>> start RECORD EXCERPTS
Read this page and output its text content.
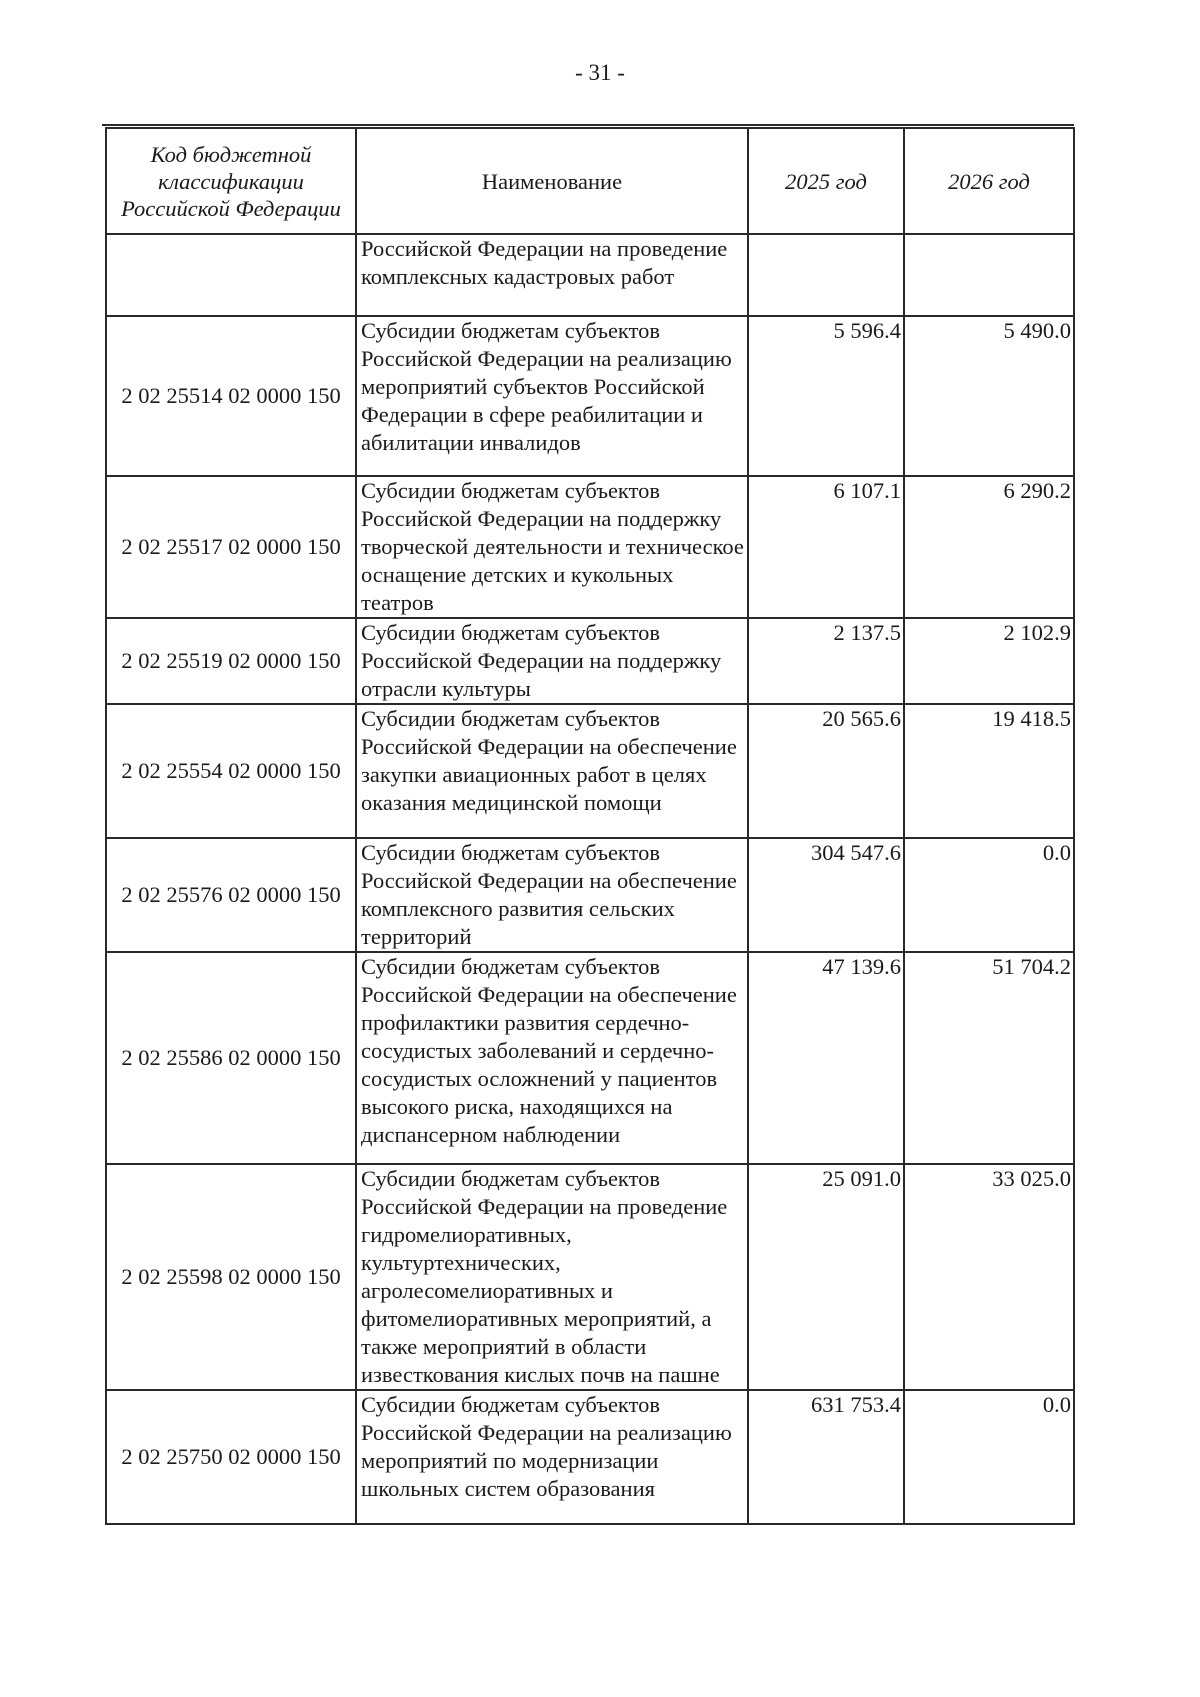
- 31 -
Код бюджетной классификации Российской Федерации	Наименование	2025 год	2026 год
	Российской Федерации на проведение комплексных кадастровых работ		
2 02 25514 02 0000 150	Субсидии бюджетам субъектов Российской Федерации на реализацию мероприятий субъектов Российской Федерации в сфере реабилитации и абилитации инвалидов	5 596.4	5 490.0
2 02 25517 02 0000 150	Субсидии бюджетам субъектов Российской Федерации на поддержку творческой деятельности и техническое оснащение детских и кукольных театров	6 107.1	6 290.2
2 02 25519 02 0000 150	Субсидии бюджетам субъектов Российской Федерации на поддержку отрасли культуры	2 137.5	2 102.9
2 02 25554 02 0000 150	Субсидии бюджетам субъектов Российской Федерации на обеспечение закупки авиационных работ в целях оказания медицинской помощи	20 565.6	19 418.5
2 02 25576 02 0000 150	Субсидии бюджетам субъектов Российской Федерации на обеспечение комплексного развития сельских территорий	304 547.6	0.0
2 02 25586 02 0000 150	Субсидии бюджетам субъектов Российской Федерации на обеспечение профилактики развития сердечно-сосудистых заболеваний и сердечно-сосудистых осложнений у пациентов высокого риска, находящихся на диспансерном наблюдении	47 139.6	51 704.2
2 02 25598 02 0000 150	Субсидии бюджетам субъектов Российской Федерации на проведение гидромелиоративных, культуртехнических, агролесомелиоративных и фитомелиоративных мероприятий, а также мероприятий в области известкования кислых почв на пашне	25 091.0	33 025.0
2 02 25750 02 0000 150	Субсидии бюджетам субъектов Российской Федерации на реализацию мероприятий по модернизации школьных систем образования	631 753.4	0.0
>> end RECORD EXCERPTS
WRITTEN PROBLEM. Identify every line above with the string "мероприятий" in it. Copy those lines.

RESPONSE BELOW.
2 02 25514 02 0000 150	Субсидии бюджетам субъектов Российской Федерации на реализацию мероприятий субъектов Российской Федерации в сфере реабилитации и абилитации инвалидов	5 596.4	5 490.0
2 02 25598 02 0000 150	Субсидии бюджетам субъектов Российской Федерации на проведение гидромелиоративных, культуртехнических, агролесомелиоративных и фитомелиоративных мероприятий, а также мероприятий в области известкования кислых почв на пашне	25 091.0	33 025.0
2 02 25750 02 0000 150	Субсидии бюджетам субъектов Российской Федерации на реализацию мероприятий по модернизации школьных систем образования	631 753.4	0.0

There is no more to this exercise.